Data excerpts:
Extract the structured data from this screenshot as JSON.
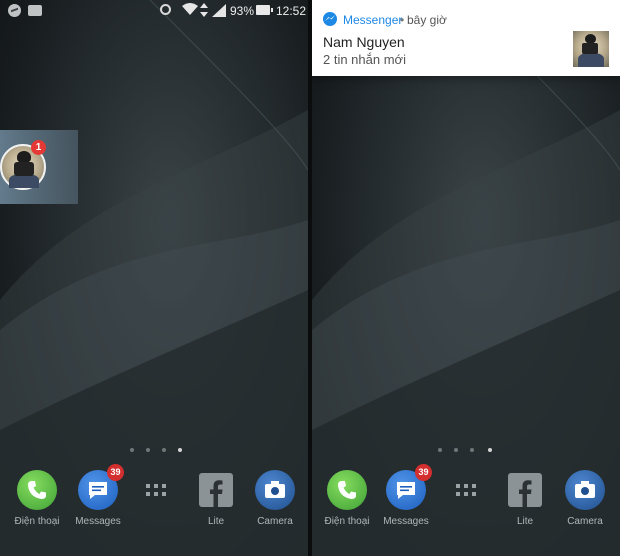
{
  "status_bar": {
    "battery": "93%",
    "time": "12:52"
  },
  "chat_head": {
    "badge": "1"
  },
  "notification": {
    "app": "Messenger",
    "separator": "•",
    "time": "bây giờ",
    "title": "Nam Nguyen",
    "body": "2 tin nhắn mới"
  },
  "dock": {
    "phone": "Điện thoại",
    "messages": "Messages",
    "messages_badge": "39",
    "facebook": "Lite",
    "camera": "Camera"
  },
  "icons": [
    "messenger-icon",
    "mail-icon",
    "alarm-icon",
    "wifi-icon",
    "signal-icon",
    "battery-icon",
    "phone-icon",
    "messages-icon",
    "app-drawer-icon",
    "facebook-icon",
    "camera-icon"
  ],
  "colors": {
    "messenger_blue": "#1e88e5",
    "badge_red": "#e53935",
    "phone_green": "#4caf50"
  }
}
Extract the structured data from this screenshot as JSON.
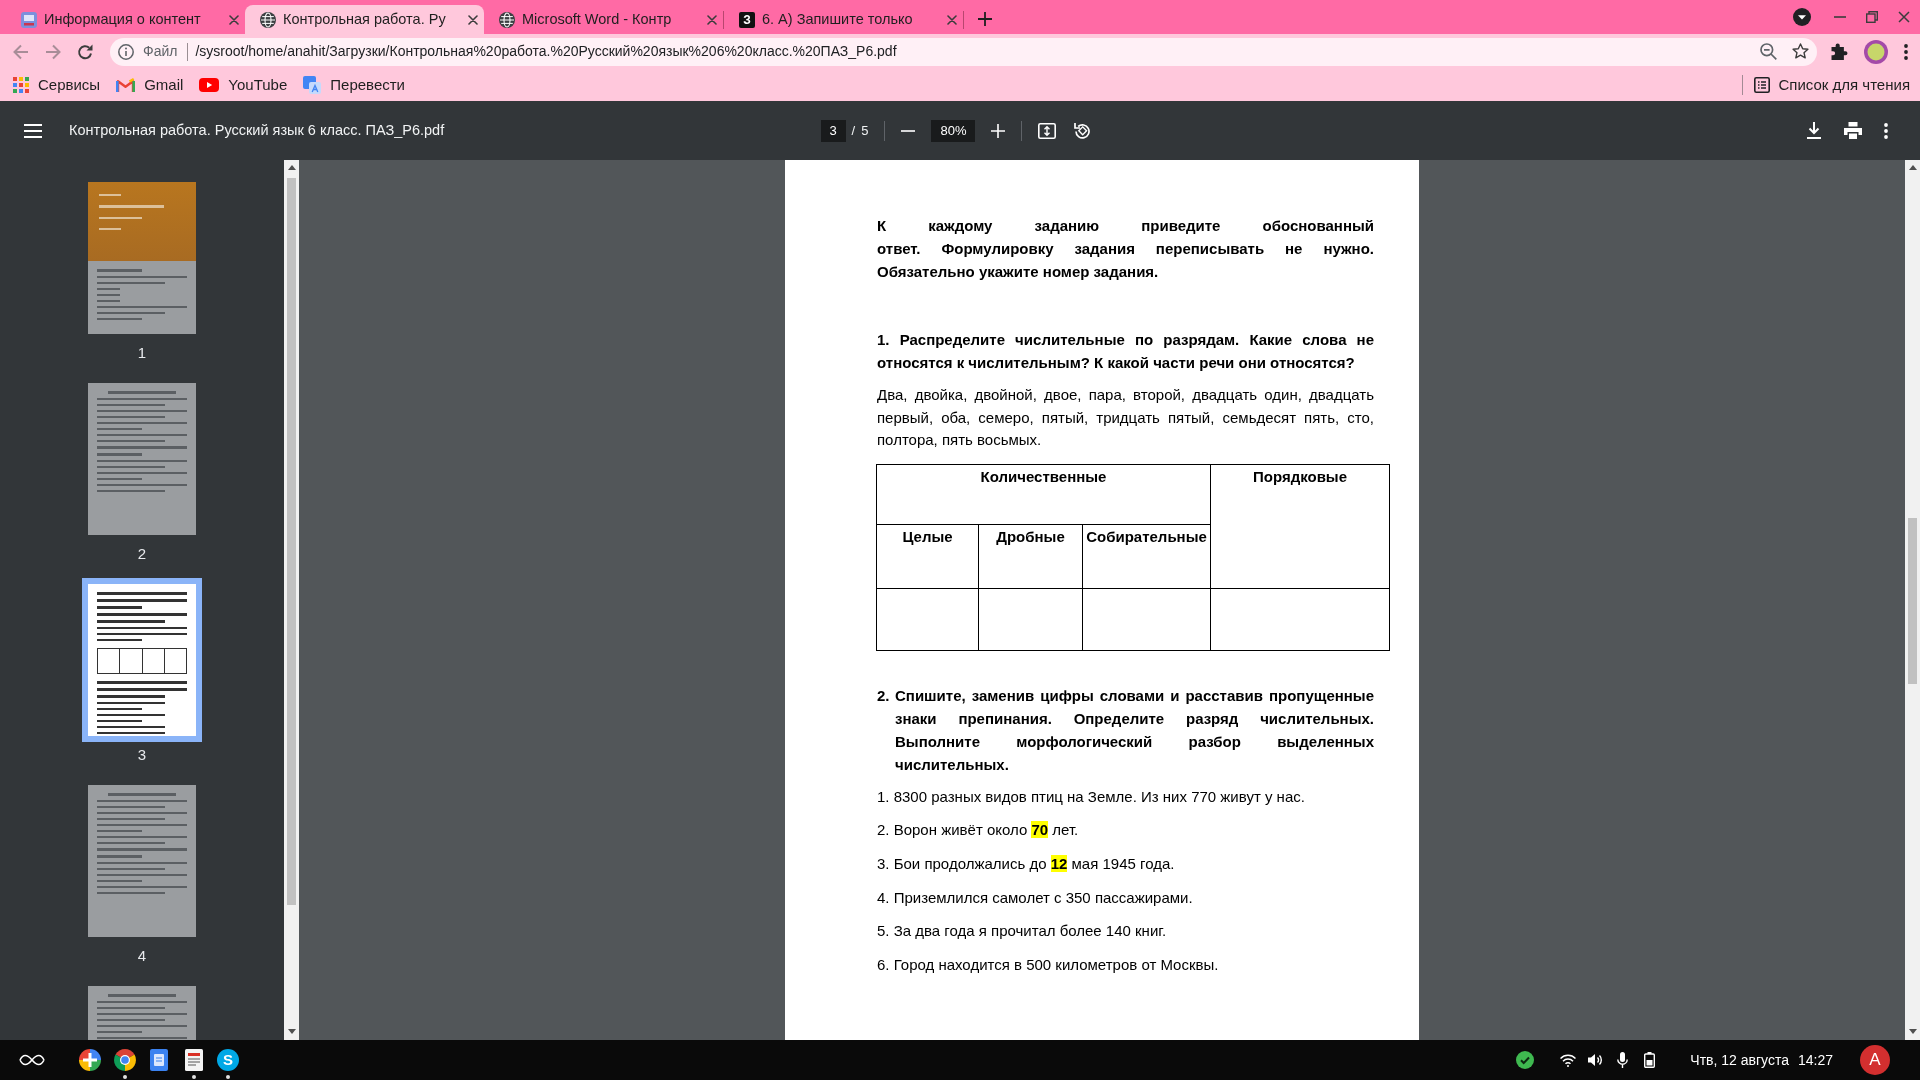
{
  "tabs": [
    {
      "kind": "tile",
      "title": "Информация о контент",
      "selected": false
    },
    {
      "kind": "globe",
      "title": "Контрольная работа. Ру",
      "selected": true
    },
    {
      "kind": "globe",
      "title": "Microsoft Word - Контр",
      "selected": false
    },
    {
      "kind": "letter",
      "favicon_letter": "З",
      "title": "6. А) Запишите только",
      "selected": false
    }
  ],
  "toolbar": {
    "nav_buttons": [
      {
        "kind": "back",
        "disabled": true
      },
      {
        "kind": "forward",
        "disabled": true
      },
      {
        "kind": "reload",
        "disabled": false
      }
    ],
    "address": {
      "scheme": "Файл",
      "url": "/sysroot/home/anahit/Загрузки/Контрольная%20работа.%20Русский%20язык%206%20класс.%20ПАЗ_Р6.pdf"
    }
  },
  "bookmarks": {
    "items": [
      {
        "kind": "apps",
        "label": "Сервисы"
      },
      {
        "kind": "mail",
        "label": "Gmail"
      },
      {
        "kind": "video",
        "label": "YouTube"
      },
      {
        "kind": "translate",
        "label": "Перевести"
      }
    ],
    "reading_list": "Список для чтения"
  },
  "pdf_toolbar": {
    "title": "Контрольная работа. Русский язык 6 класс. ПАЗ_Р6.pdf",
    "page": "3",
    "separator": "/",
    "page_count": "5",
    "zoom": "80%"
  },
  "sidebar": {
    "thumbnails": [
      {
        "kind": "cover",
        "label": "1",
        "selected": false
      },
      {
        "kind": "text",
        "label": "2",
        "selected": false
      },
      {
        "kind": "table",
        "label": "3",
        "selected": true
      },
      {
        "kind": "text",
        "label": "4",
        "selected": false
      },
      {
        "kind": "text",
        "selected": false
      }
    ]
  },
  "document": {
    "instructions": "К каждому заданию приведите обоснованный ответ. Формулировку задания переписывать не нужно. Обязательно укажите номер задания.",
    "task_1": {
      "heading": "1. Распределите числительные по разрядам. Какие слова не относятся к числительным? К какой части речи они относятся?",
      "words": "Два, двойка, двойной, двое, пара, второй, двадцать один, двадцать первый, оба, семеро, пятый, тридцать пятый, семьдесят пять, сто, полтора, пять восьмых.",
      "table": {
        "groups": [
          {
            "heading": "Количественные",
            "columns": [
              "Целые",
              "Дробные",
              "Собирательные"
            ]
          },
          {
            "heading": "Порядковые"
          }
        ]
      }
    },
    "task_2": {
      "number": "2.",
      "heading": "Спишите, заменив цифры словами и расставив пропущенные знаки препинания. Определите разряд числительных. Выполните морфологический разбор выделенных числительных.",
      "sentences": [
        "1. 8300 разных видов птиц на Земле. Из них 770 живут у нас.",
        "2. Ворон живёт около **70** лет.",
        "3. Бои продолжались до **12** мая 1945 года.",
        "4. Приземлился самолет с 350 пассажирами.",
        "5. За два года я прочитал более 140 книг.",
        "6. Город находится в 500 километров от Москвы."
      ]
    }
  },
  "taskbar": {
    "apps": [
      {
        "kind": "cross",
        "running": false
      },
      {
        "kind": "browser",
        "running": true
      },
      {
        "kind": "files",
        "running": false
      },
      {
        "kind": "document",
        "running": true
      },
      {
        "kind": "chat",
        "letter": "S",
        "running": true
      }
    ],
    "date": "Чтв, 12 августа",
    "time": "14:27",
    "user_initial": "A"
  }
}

[Work required] All lines above containing the string "года" are to be collected.

[Solution for this problem]
        "3. Бои продолжались до **12** мая 1945 года.",
        "5. За два года я прочитал более 140 книг.",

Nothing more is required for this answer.